◆ **Written request**
Copy the data below exactly, omitting any picture it contains.

# Listing start

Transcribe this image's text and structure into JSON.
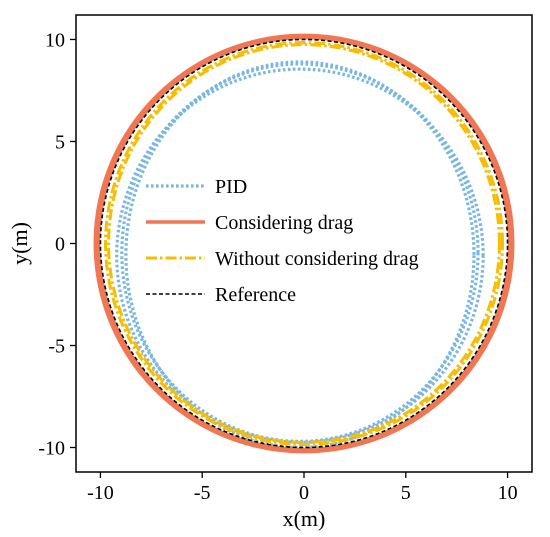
{
  "chart_data": {
    "type": "line",
    "title": "",
    "xlabel": "x(m)",
    "ylabel": "y(m)",
    "xlim": [
      -11.2,
      11.2
    ],
    "ylim": [
      -11.2,
      11.2
    ],
    "xticks": [
      -10,
      -5,
      0,
      5,
      10
    ],
    "yticks": [
      -10,
      -5,
      0,
      5,
      10
    ],
    "xtick_labels": [
      "-10",
      "-5",
      "0",
      "5",
      "10"
    ],
    "ytick_labels": [
      "-10",
      "-5",
      "0",
      "5",
      "10"
    ],
    "grid": false,
    "legend_position": "center",
    "series": [
      {
        "name": "PID",
        "color": "#7ab6e2",
        "style": "dotted",
        "turns": [
          {
            "cx": -0.2,
            "cy": -0.6,
            "rx": 9.0,
            "ry": 9.15
          },
          {
            "cx": -0.2,
            "cy": -0.45,
            "rx": 8.75,
            "ry": 9.25
          },
          {
            "cx": -0.2,
            "cy": -0.55,
            "rx": 8.55,
            "ry": 9.45
          }
        ]
      },
      {
        "name": "Considering drag",
        "color": "#ef7753",
        "style": "solid",
        "turns": [
          {
            "cx": 0.0,
            "cy": 0.0,
            "rx": 10.25,
            "ry": 10.2
          },
          {
            "cx": 0.0,
            "cy": 0.0,
            "rx": 10.1,
            "ry": 10.1
          }
        ]
      },
      {
        "name": "Without considering drag",
        "color": "#f7bd00",
        "style": "dashdot",
        "turns": [
          {
            "cx": 0.0,
            "cy": 0.0,
            "rx": 9.75,
            "ry": 9.85
          },
          {
            "cx": 0.0,
            "cy": 0.0,
            "rx": 9.6,
            "ry": 9.75
          }
        ]
      },
      {
        "name": "Reference",
        "color": "#000000",
        "style": "dashed",
        "turns": [
          {
            "cx": 0.0,
            "cy": 0.0,
            "rx": 10.0,
            "ry": 10.0
          }
        ]
      }
    ]
  }
}
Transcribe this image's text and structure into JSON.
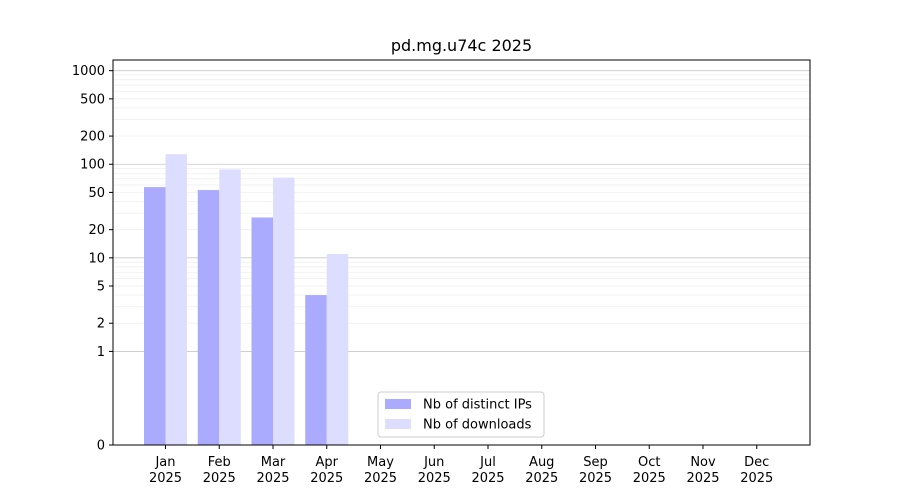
{
  "chart_data": {
    "type": "bar",
    "title": "pd.mg.u74c 2025",
    "xlabel": "",
    "ylabel": "",
    "y_scale": "symlog",
    "ylim": [
      0,
      1300
    ],
    "y_ticks": [
      0,
      1,
      2,
      5,
      10,
      20,
      50,
      100,
      200,
      500,
      1000
    ],
    "grid": "horizontal",
    "legend_position": "bottom-center",
    "categories": [
      [
        "Jan",
        "2025"
      ],
      [
        "Feb",
        "2025"
      ],
      [
        "Mar",
        "2025"
      ],
      [
        "Apr",
        "2025"
      ],
      [
        "May",
        "2025"
      ],
      [
        "Jun",
        "2025"
      ],
      [
        "Jul",
        "2025"
      ],
      [
        "Aug",
        "2025"
      ],
      [
        "Sep",
        "2025"
      ],
      [
        "Oct",
        "2025"
      ],
      [
        "Nov",
        "2025"
      ],
      [
        "Dec",
        "2025"
      ]
    ],
    "series": [
      {
        "name": "Nb of distinct IPs",
        "color": "#aaaaff",
        "values": [
          57,
          53,
          27,
          4,
          0,
          0,
          0,
          0,
          0,
          0,
          0,
          0
        ]
      },
      {
        "name": "Nb of downloads",
        "color": "#ddddff",
        "values": [
          128,
          88,
          72,
          11,
          0,
          0,
          0,
          0,
          0,
          0,
          0,
          0
        ]
      }
    ]
  }
}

# Listing end

◆ **Answer to this exercise**
Transcribe this image's text and structure into JSON.
{
  "chart_data": {
    "type": "line",
    "title": "",
    "xlabel": "x(m)",
    "ylabel": "y(m)",
    "xlim": [
      -11.2,
      11.2
    ],
    "ylim": [
      -11.2,
      11.2
    ],
    "xticks": [
      -10,
      -5,
      0,
      5,
      10
    ],
    "yticks": [
      -10,
      -5,
      0,
      5,
      10
    ],
    "xtick_labels": [
      "-10",
      "-5",
      "0",
      "5",
      "10"
    ],
    "ytick_labels": [
      "-10",
      "-5",
      "0",
      "5",
      "10"
    ],
    "grid": false,
    "legend_position": "center",
    "series": [
      {
        "name": "PID",
        "color": "#7ab6e2",
        "style": "dotted",
        "turns": [
          {
            "cx": -0.2,
            "cy": -0.6,
            "rx": 9.0,
            "ry": 9.15
          },
          {
            "cx": -0.2,
            "cy": -0.45,
            "rx": 8.75,
            "ry": 9.25
          },
          {
            "cx": -0.2,
            "cy": -0.55,
            "rx": 8.55,
            "ry": 9.45
          }
        ]
      },
      {
        "name": "Considering drag",
        "color": "#ef7753",
        "style": "solid",
        "turns": [
          {
            "cx": 0.0,
            "cy": 0.0,
            "rx": 10.25,
            "ry": 10.2
          },
          {
            "cx": 0.0,
            "cy": 0.0,
            "rx": 10.1,
            "ry": 10.1
          }
        ]
      },
      {
        "name": "Without considering drag",
        "color": "#f7bd00",
        "style": "dashdot",
        "turns": [
          {
            "cx": 0.0,
            "cy": 0.0,
            "rx": 9.75,
            "ry": 9.85
          },
          {
            "cx": 0.0,
            "cy": 0.0,
            "rx": 9.6,
            "ry": 9.75
          }
        ]
      },
      {
        "name": "Reference",
        "color": "#000000",
        "style": "dashed",
        "turns": [
          {
            "cx": 0.0,
            "cy": 0.0,
            "rx": 10.0,
            "ry": 10.0
          }
        ]
      }
    ]
  }
}
Transcribe this image's text and structure into JSON.
{
  "chart_data": {
    "type": "bar",
    "title": "pd.mg.u74c 2025",
    "xlabel": "",
    "ylabel": "",
    "y_scale": "symlog",
    "ylim": [
      0,
      1300
    ],
    "y_ticks": [
      0,
      1,
      2,
      5,
      10,
      20,
      50,
      100,
      200,
      500,
      1000
    ],
    "grid": "horizontal",
    "legend_position": "bottom-center",
    "categories": [
      [
        "Jan",
        "2025"
      ],
      [
        "Feb",
        "2025"
      ],
      [
        "Mar",
        "2025"
      ],
      [
        "Apr",
        "2025"
      ],
      [
        "May",
        "2025"
      ],
      [
        "Jun",
        "2025"
      ],
      [
        "Jul",
        "2025"
      ],
      [
        "Aug",
        "2025"
      ],
      [
        "Sep",
        "2025"
      ],
      [
        "Oct",
        "2025"
      ],
      [
        "Nov",
        "2025"
      ],
      [
        "Dec",
        "2025"
      ]
    ],
    "series": [
      {
        "name": "Nb of distinct IPs",
        "color": "#aaaaff",
        "values": [
          57,
          53,
          27,
          4,
          0,
          0,
          0,
          0,
          0,
          0,
          0,
          0
        ]
      },
      {
        "name": "Nb of downloads",
        "color": "#ddddff",
        "values": [
          128,
          88,
          72,
          11,
          0,
          0,
          0,
          0,
          0,
          0,
          0,
          0
        ]
      }
    ]
  }
}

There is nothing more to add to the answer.